Task brief
Extract all lines containing "Hill".

Material shown
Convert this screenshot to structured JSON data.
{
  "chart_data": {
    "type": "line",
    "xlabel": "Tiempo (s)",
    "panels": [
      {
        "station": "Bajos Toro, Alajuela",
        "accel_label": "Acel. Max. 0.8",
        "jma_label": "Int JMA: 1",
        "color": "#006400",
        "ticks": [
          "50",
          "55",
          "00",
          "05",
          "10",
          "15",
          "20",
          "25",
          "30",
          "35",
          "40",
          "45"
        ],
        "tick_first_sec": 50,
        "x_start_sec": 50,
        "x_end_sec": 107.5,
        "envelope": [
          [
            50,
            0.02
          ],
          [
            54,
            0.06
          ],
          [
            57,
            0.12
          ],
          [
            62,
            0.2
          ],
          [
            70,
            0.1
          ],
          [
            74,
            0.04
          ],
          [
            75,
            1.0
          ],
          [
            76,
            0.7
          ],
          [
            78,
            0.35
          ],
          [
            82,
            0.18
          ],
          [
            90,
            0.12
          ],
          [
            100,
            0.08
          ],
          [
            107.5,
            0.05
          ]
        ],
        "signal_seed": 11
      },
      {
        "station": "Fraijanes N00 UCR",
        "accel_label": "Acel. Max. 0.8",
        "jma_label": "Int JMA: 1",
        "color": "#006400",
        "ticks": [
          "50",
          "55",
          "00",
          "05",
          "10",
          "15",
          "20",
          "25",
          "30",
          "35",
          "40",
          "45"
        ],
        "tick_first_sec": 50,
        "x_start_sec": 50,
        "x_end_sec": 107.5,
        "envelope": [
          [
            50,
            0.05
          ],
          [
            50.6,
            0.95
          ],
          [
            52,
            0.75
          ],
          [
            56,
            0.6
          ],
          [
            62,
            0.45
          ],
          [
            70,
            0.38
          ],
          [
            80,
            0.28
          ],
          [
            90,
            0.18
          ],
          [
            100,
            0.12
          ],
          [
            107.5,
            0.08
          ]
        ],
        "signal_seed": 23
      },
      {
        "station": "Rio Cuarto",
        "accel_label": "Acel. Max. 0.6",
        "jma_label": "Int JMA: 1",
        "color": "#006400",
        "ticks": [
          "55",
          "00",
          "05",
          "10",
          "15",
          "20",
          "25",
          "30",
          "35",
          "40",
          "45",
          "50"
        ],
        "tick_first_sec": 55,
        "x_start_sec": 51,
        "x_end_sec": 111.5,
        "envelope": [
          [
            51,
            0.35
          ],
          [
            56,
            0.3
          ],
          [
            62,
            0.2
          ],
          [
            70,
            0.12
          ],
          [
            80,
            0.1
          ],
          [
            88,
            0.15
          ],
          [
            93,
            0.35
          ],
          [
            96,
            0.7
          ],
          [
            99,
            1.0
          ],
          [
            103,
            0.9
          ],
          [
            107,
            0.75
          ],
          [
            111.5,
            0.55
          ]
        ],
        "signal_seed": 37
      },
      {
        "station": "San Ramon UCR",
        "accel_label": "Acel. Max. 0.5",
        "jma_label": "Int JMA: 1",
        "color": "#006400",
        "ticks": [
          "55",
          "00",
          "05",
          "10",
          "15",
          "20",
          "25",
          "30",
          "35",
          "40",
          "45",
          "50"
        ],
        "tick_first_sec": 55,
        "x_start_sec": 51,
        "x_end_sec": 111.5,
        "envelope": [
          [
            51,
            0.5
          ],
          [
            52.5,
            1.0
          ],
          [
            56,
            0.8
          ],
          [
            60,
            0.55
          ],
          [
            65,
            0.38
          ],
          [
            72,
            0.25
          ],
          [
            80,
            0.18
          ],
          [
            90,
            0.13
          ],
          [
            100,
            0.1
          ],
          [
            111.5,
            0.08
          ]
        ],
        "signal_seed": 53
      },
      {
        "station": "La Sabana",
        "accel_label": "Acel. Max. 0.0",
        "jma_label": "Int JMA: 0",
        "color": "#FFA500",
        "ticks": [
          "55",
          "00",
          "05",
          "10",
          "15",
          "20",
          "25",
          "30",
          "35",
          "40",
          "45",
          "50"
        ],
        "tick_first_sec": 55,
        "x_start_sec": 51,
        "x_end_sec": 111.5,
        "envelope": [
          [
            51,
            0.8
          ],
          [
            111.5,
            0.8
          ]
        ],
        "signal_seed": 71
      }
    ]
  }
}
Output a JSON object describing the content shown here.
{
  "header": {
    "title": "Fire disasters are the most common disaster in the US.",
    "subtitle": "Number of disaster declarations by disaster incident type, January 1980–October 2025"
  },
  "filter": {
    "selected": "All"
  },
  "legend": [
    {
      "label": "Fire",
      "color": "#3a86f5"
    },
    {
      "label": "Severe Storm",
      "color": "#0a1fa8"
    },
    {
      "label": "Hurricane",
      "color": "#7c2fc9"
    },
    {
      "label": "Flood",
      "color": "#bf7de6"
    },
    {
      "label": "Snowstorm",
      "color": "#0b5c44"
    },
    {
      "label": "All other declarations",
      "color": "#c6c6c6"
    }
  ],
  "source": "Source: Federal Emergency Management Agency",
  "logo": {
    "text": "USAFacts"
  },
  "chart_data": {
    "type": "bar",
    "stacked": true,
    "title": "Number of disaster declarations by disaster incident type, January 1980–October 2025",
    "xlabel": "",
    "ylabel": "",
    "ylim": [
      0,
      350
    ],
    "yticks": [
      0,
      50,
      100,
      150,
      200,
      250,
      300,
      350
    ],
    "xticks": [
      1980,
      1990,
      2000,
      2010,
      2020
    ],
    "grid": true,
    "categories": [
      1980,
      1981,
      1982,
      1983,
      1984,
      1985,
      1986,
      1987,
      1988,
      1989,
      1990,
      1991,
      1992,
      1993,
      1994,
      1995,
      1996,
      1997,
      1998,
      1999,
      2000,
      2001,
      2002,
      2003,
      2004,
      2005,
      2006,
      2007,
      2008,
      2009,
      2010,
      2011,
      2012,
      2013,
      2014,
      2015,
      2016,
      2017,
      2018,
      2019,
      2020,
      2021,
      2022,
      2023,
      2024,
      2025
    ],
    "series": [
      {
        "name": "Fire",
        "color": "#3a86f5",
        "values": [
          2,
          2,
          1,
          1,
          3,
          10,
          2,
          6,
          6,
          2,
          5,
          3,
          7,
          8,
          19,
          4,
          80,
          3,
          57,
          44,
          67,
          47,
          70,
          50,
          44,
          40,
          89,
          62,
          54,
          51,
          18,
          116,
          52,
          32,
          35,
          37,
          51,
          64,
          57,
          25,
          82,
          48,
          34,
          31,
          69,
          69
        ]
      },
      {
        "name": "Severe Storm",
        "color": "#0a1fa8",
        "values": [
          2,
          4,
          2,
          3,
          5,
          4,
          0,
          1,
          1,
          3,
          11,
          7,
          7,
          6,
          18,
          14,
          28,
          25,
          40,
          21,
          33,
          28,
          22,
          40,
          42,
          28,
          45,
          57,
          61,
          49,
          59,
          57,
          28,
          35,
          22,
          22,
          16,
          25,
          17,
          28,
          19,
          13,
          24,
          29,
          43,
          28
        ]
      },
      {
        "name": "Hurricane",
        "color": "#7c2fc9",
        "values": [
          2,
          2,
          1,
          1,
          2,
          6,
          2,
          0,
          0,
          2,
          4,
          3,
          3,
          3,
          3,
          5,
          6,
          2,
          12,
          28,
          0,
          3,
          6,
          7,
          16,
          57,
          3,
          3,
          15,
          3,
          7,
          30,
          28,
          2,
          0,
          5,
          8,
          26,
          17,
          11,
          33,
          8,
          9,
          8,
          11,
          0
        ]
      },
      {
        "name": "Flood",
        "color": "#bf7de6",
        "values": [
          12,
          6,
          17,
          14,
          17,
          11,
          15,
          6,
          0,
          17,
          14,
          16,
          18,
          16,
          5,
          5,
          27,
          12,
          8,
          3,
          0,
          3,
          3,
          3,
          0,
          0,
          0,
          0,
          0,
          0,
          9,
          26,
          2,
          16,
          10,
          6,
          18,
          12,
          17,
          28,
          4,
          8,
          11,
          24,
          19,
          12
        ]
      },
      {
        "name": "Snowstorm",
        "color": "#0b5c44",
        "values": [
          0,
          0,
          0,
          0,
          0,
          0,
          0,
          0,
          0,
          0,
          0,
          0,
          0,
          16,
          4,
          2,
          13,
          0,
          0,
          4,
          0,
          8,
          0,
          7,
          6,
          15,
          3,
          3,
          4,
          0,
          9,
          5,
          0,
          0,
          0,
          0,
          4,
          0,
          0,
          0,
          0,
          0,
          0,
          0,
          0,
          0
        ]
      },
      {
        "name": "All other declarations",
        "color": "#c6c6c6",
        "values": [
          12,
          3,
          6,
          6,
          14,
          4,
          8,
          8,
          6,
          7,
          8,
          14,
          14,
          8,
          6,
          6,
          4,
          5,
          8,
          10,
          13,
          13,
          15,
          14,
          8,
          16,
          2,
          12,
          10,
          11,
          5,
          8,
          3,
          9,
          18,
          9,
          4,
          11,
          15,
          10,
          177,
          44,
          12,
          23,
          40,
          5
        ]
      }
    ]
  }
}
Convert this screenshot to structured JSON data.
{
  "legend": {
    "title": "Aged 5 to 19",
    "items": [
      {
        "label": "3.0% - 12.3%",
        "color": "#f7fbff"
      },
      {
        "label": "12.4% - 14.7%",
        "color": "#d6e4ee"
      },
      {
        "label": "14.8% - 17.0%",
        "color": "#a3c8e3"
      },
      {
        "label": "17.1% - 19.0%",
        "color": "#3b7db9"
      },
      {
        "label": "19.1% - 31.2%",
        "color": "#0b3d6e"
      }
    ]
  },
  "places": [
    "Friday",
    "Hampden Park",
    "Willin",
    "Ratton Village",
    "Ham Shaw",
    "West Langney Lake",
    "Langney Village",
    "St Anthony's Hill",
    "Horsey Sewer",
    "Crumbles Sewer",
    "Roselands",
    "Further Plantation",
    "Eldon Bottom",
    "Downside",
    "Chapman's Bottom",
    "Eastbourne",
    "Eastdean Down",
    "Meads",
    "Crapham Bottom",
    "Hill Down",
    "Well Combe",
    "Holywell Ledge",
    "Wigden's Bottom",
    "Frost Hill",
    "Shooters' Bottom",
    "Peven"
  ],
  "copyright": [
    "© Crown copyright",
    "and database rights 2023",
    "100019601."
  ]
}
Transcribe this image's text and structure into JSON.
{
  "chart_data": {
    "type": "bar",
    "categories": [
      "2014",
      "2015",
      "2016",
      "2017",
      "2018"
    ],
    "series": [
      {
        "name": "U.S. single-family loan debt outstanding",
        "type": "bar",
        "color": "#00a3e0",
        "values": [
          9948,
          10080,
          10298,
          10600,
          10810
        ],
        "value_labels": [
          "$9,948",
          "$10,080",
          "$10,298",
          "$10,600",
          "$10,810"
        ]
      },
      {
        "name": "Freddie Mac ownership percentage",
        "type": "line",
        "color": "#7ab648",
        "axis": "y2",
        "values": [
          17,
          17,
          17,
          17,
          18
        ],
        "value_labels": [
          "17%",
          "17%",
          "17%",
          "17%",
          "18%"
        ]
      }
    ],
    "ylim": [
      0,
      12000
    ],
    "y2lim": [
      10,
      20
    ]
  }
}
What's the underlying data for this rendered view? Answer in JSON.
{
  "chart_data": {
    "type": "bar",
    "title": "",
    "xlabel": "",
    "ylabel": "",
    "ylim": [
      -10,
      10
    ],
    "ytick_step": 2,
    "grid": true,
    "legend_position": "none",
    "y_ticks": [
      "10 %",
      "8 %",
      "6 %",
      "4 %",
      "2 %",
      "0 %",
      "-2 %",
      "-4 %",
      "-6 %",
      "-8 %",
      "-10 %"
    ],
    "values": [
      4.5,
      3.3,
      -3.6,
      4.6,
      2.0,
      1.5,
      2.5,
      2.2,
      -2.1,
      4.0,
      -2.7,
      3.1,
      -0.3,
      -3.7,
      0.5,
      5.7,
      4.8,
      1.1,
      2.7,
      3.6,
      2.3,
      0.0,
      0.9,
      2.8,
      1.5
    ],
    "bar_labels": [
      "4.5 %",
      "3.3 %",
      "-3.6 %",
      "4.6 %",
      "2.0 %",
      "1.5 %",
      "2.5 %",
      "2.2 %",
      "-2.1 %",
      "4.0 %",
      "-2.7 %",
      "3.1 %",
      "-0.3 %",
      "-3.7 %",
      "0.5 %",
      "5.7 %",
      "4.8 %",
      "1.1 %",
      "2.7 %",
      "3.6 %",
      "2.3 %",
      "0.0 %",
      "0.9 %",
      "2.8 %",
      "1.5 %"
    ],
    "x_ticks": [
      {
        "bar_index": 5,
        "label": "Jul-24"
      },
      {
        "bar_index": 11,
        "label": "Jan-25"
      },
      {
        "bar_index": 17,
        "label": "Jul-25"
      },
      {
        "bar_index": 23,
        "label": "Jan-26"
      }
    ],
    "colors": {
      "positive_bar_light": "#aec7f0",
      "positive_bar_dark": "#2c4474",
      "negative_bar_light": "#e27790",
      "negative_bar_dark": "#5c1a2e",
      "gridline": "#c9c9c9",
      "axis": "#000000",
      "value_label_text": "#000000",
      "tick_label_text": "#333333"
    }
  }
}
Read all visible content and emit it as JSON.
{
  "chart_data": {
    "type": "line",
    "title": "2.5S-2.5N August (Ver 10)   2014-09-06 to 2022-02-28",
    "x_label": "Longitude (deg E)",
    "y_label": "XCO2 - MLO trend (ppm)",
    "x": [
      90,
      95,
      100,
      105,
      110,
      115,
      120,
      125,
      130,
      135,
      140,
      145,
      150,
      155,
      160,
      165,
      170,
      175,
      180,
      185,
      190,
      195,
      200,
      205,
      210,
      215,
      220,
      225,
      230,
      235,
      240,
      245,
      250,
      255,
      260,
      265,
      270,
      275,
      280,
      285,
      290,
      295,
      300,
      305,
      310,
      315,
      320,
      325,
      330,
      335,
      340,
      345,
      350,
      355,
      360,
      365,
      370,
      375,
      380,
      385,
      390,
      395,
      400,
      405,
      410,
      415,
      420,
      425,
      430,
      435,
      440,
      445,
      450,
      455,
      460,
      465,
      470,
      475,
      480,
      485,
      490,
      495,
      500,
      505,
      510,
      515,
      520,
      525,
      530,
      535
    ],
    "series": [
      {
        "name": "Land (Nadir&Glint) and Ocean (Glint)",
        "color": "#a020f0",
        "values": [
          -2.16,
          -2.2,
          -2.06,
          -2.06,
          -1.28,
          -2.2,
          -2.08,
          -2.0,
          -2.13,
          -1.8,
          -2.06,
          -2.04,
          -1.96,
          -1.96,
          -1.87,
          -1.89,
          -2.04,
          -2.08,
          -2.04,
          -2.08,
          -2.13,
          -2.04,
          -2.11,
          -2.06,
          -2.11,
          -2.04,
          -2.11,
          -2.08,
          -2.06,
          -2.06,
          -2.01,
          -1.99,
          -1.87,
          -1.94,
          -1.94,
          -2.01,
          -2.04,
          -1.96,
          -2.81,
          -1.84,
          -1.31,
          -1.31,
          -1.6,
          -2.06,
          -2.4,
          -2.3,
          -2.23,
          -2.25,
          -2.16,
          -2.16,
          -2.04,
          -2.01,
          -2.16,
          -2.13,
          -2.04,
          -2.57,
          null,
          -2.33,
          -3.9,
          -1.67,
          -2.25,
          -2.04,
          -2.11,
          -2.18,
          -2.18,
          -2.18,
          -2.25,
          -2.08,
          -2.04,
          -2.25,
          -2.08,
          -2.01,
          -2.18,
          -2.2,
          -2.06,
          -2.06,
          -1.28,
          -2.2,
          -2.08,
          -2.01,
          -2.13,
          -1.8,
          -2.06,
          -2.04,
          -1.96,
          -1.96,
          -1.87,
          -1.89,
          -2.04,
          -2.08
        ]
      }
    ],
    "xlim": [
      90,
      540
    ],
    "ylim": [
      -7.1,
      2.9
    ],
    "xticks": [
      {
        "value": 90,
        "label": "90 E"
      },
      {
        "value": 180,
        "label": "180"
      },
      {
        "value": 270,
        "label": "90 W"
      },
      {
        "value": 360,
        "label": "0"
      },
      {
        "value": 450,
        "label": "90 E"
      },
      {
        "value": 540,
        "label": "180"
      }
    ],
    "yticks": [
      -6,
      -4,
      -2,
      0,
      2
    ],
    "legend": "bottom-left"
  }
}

Final result
    "St Anthony's Hill",
    "Hill Down",
    "Frost Hill",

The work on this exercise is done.